Determine how many lines of the data below contain "tych", then give only that number.

(Recorded data)
## begin
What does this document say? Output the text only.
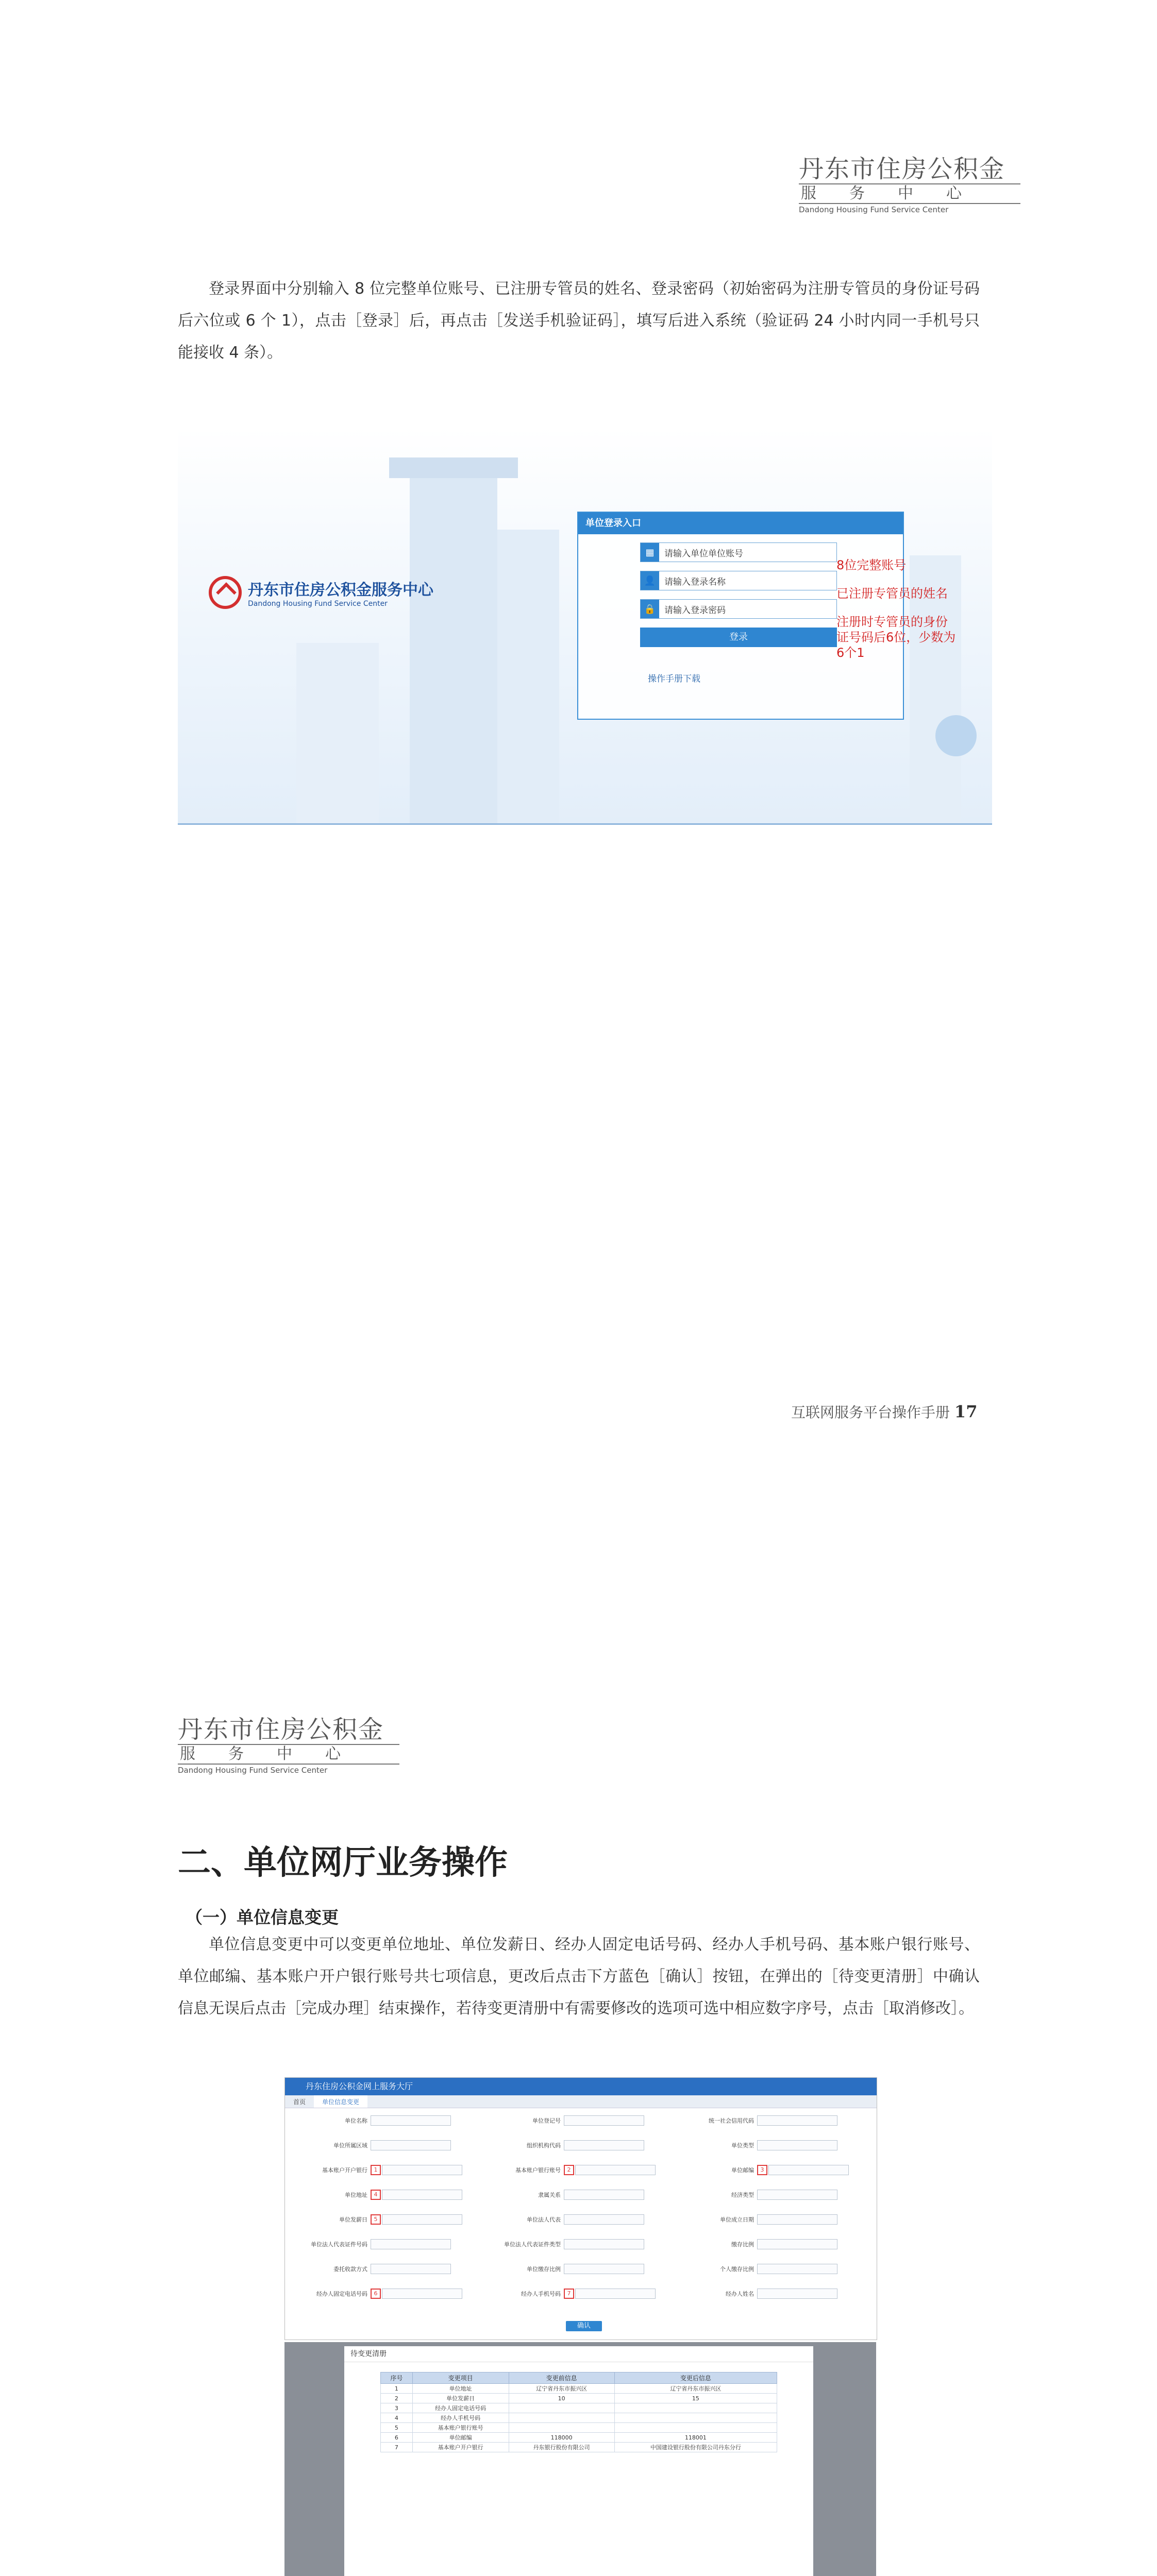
丹东市住房公积金
服务中心
Dandong Housing Fund Service Center
登录界面中分别输入 8 位完整单位账号、已注册专管员的姓名、登录密码（初始密码为注册专管员的身份证号码后六位或 6 个 1），点击［登录］后，再点击［发送手机验证码］，填写后进入系统（验证码 24 小时内同一手机号只能接收 4 条）。
丹东市住房公积金服务中心
Dandong Housing Fund Service Center
单位登录入口
▦	请输入单位单位账号
👤 请输入登录名称
🔒 请输入登录密码
登录
操作手册下载
8位完整账号
已注册专管员的姓名
注册时专管员的身份证号码后6位，少数为6个1
互联网服务平台操作手册 17
丹东市住房公积金
服务中心
Dandong Housing Fund Service Center
二、单位网厅业务操作
（一）单位信息变更
单位信息变更中可以变更单位地址、单位发薪日、经办人固定电话号码、经办人手机号码、基本账户银行账号、单位邮编、基本账户开户银行账号共七项信息，更改后点击下方蓝色［确认］按钮，在弹出的［待变更清册］中确认信息无误后点击［完成办理］结束操作，若待变更清册中有需要修改的选项可选中相应数字序号，点击［取消修改］。
丹东住房公积金网上服务大厅
首页	单位信息变更
单位名称	单位登记号	统一社会信用代码
单位所属区域	组织机构代码	单位类型
基本账户开户银行	1	基本账户银行账号	2	单位邮编	3
单位地址	4	隶属关系	经济类型
单位发薪日	5	单位法人代表	单位成立日期
单位法人代表证件号码	单位法人代表证件类型	缴存比例
委托收款方式	单位缴存比例	个人缴存比例
经办人固定电话号码	6	经办人手机号码	7	经办人姓名
确认
待变更清册
序号	变更项目	变更前信息	变更后信息
1	单位地址	辽宁省丹东市振兴区	辽宁省丹东市振兴区
2	单位发薪日	10	15
3	经办人固定电话号码		
4	经办人手机号码		
5	基本账户银行账号		
6	单位邮编	118000	118001
7	基本账户开户银行	丹东银行股份有限公司	中国建设银行股份有限公司丹东分行
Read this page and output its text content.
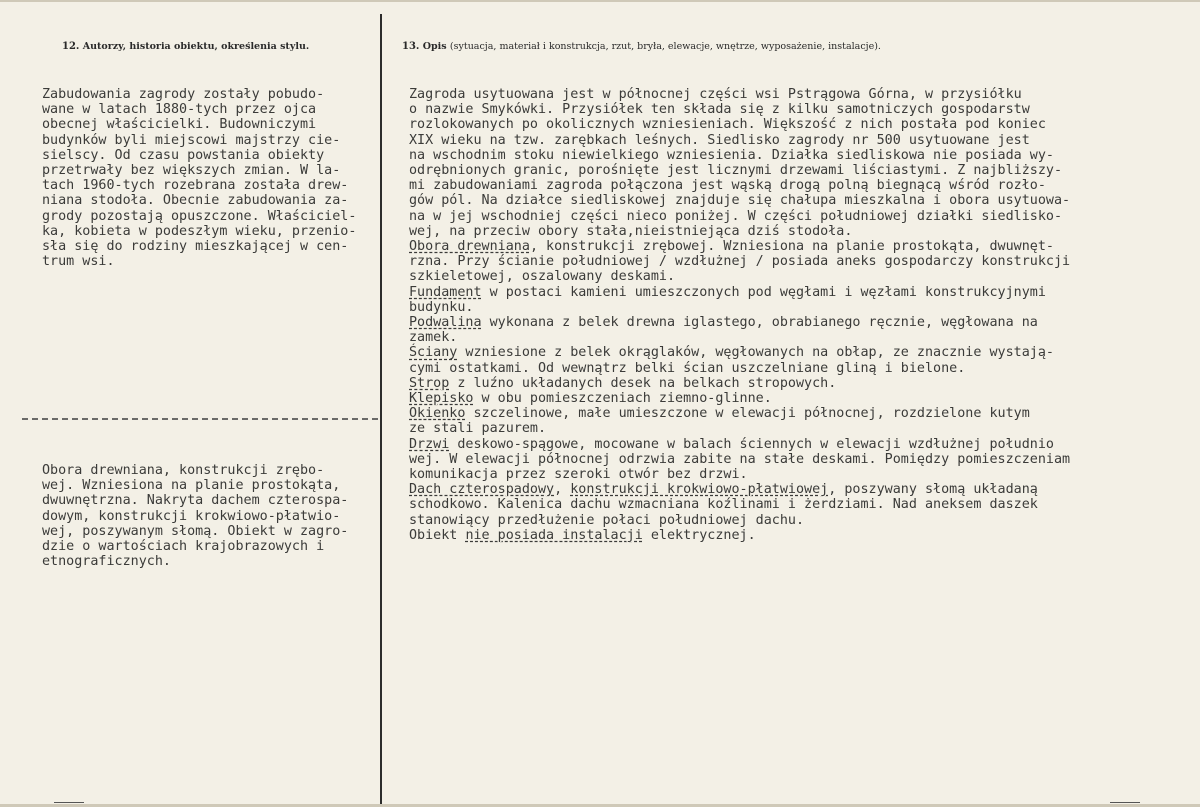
12. Autorzy, historia obiektu, określenia stylu.	13. Opis (sytuacja, materiał i konstrukcja, rzut, bryła, elewacje, wnętrze, wyposażenie, instalacje).
Zabudowania zagrody zostały pobudo-
wane w latach 1880-tych przez ojca
obecnej właścicielki. Budowniczymi
budynków byli miejscowi majstrzy cie-
sielscy. Od czasu powstania obiekty
przetrwały bez większych zmian. W la-
tach 1960-tych rozebrana została drew-
niana stodoła. Obecnie zabudowania za-
grody pozostają opuszczone. Właściciel-
ka, kobieta w podeszłym wieku, przenio-
sła się do rodziny mieszkającej w cen-
trum wsi.

Obora drewniana, konstrukcji zrębo-
wej. Wzniesiona na planie prostokąta,
dwuwnętrzna. Nakryta dachem czterospa-
dowym, konstrukcji krokwiowo-płatwio-
wej, poszywanym słomą. Obiekt w zagro-
dzie o wartościach krajobrazowych i
etnograficznych.

Zagroda usytuowana jest w północnej części wsi Pstrągowa Górna, w przysiółku
o nazwie Smykówki. Przysiółek ten składa się z kilku samotniczych gospodarstw
rozlokowanych po okolicznych wzniesieniach. Większość z nich postała pod koniec
XIX wieku na tzw. zarębkach leśnych. Siedlisko zagrody nr 500 usytuowane jest
na wschodnim stoku niewielkiego wzniesienia. Działka siedliskowa nie posiada wy-
odrębnionych granic, porośnięte jest licznymi drzewami liściastymi. Z najbliższy-
mi zabudowaniami zagroda połączona jest wąską drogą polną biegnącą wśród rozło-
gów pól. Na działce siedliskowej znajduje się chałupa mieszkalna i obora usytuowa-
na w jej wschodniej części nieco poniżej. W części południowej działki siedlisko-
wej, na przeciw obory stała,nieistniejąca dziś stodoła.
Obora drewniana, konstrukcji zrębowej. Wzniesiona na planie prostokąta, dwuwnęt-
rzna. Przy ścianie południowej / wzdłużnej / posiada aneks gospodarczy konstrukcji
szkieletowej, oszalowany deskami.
Fundament w postaci kamieni umieszczonych pod węgłami i węzłami konstrukcyjnymi
budynku.
Podwalina wykonana z belek drewna iglastego, obrabianego ręcznie, węgłowana na
zamek.
Ściany wzniesione z belek okrąglaków, węgłowanych na obłap, ze znacznie wystają-
cymi ostatkami. Od wewnątrz belki ścian uszczelniane gliną i bielone.
Strop z luźno układanych desek na belkach stropowych.
Klepisko w obu pomieszczeniach ziemno-glinne.
Okienko szczelinowe, małe umieszczone w elewacji północnej, rozdzielone kutym
ze stali pazurem.
Drzwi deskowo-spągowe, mocowane w balach ściennych w elewacji wzdłużnej południo
wej. W elewacji północnej odrzwia zabite na stałe deskami. Pomiędzy pomieszczeniam
komunikacja przez szeroki otwór bez drzwi.
Dach czterospadowy, konstrukcji krokwiowo-płatwiowej, poszywany słomą układaną
schodkowo. Kalenica dachu wzmacniana koźlinami i żerdziami. Nad aneksem daszek
stanowiący przedłużenie połaci południowej dachu.
Obiekt nie posiada instalacji elektrycznej.
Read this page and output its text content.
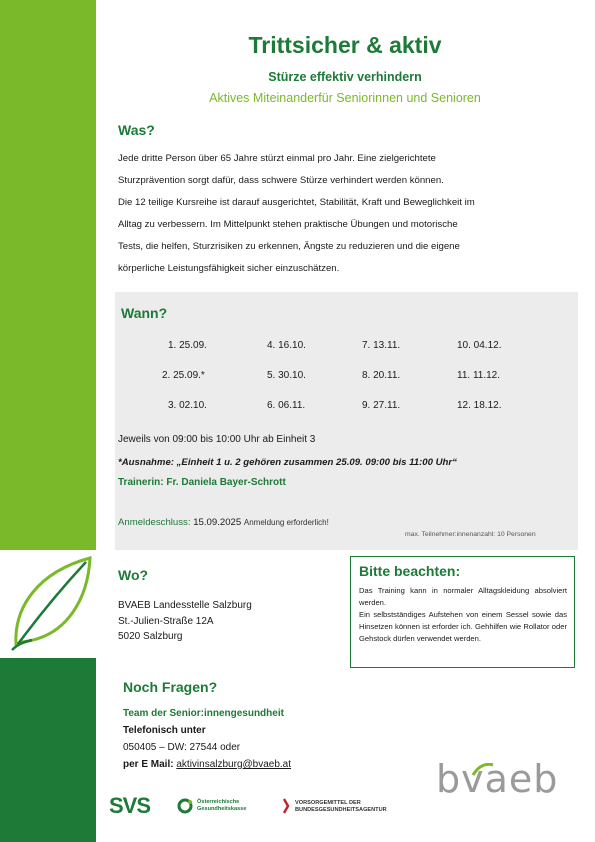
Trittsicher & aktiv
Stürze effektiv verhindern
Aktives Miteinanderfür Seniorinnen und Senioren
Was?
Jede dritte Person über 65 Jahre stürzt einmal pro Jahr. Eine zielgerichtete
Sturzprävention sorgt dafür, dass schwere Stürze verhindert werden können.
Die 12 teilige Kursreihe ist darauf ausgerichtet, Stabilität, Kraft und Beweglichkeit im
Alltag zu verbessern. Im Mittelpunkt stehen praktische Übungen und motorische
Tests, die helfen, Sturzrisiken zu erkennen, Ängste zu reduzieren und die eigene
körperliche Leistungsfähigkeit sicher einzuschätzen.
Wann?
1. 25.09.	4. 16.10.	7. 13.11.	10. 04.12.
2. 25.09.*	5. 30.10.	8. 20.11.	11. 11.12.
3. 02.10.	6. 06.11.	9. 27.11.	12. 18.12.
Jeweils von 09:00 bis 10:00 Uhr ab Einheit 3
*Ausnahme: „Einheit 1 u. 2 gehören zusammen 25.09. 09:00 bis 11:00 Uhr“
Trainerin: Fr. Daniela Bayer-Schrott
Anmeldeschluss: 15.09.2025 Anmeldung erforderlich!
max. Teilnehmer:innenanzahl: 10 Personen
Wo?
BVAEB Landesstelle Salzburg
St.-Julien-Straße 12A
5020 Salzburg
Bitte beachten:
Das Training kann in normaler Alltagskleidung absolviert werden.
Ein selbstständiges Aufstehen von einem Sessel sowie das Hinsetzen können ist erforder ich. Gehhilfen wie Rollator oder Gehstock dürfen verwendet werden.
Noch Fragen?
Team der Senior:innengesundheit
Telefonisch unter
050405 – DW: 27544 oder
per E Mail: aktivinsalzburg@bvaeb.at	bvaeb
SVS	Österreichische
Gesundheitskasse
VORSORGEMITTEL DER
BUNDESGESUNDHEITSAGENTUR
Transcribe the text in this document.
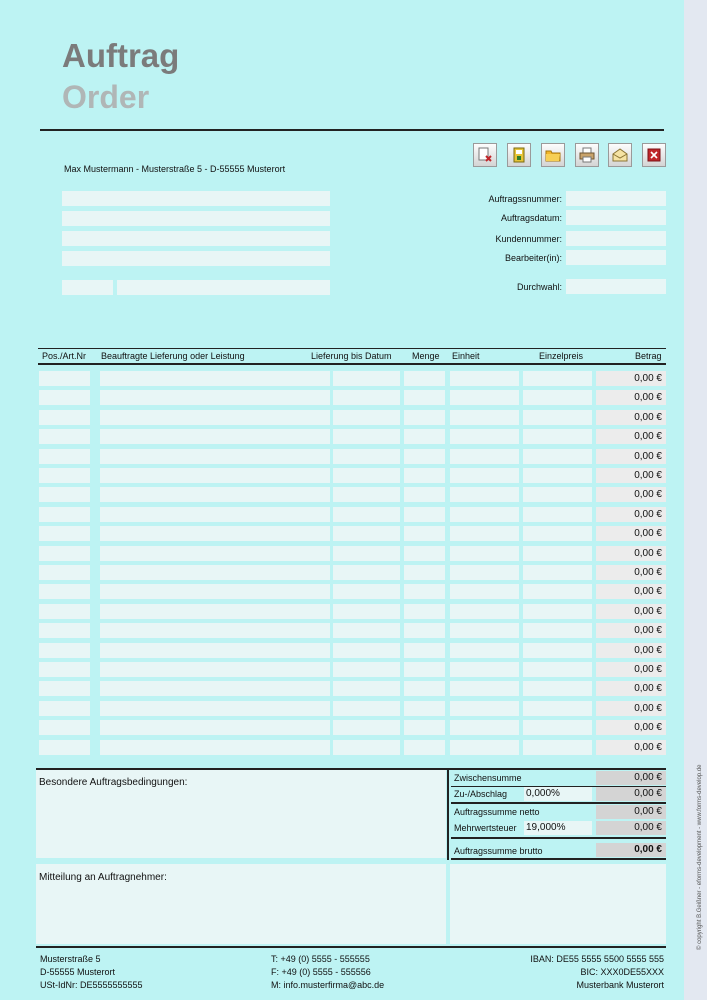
© copyright B.Geißner - eforms-development - www.forms-develop.de
Auftrag
Order
Max Mustermann - Musterstraße 5 - D-55555 Musterort
Auftragssnummer:
Auftragsdatum:
Kundennummer:
Bearbeiter(in):
Durchwahl:
Pos./Art.Nr Beauftragte Lieferung oder Leistung	Lieferung bis Datum Menge Einheit	Einzelpreis	Betrag
0,00 €
0,00 €
0,00 €
0,00 €
0,00 €
0,00 €
0,00 €
0,00 €
0,00 €
0,00 €
0,00 €
0,00 €
0,00 €
0,00 €
0,00 €
0,00 €
0,00 €
0,00 €
0,00 €
0,00 €
Besondere Auftragsbedingungen:	Zwischensumme	0,00 €
Zu-/Abschlag 0,000%	0,00 €
Auftragssumme netto	0,00 €
Mehrwertsteuer 19,000%	0,00 €
Auftragssumme brutto	0,00 €
Mitteilung an Auftragnehmer:
Musterstraße 5
D-55555 Musterort
USt-IdNr: DE5555555555
T: +49 (0) 5555 - 555555
F: +49 (0) 5555 - 555556
M: info.musterfirma@abc.de
IBAN: DE55 5555 5500 5555 555
BIC: XXX0DE55XXX
Musterbank Musterort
## end
• _Worked solution_: 2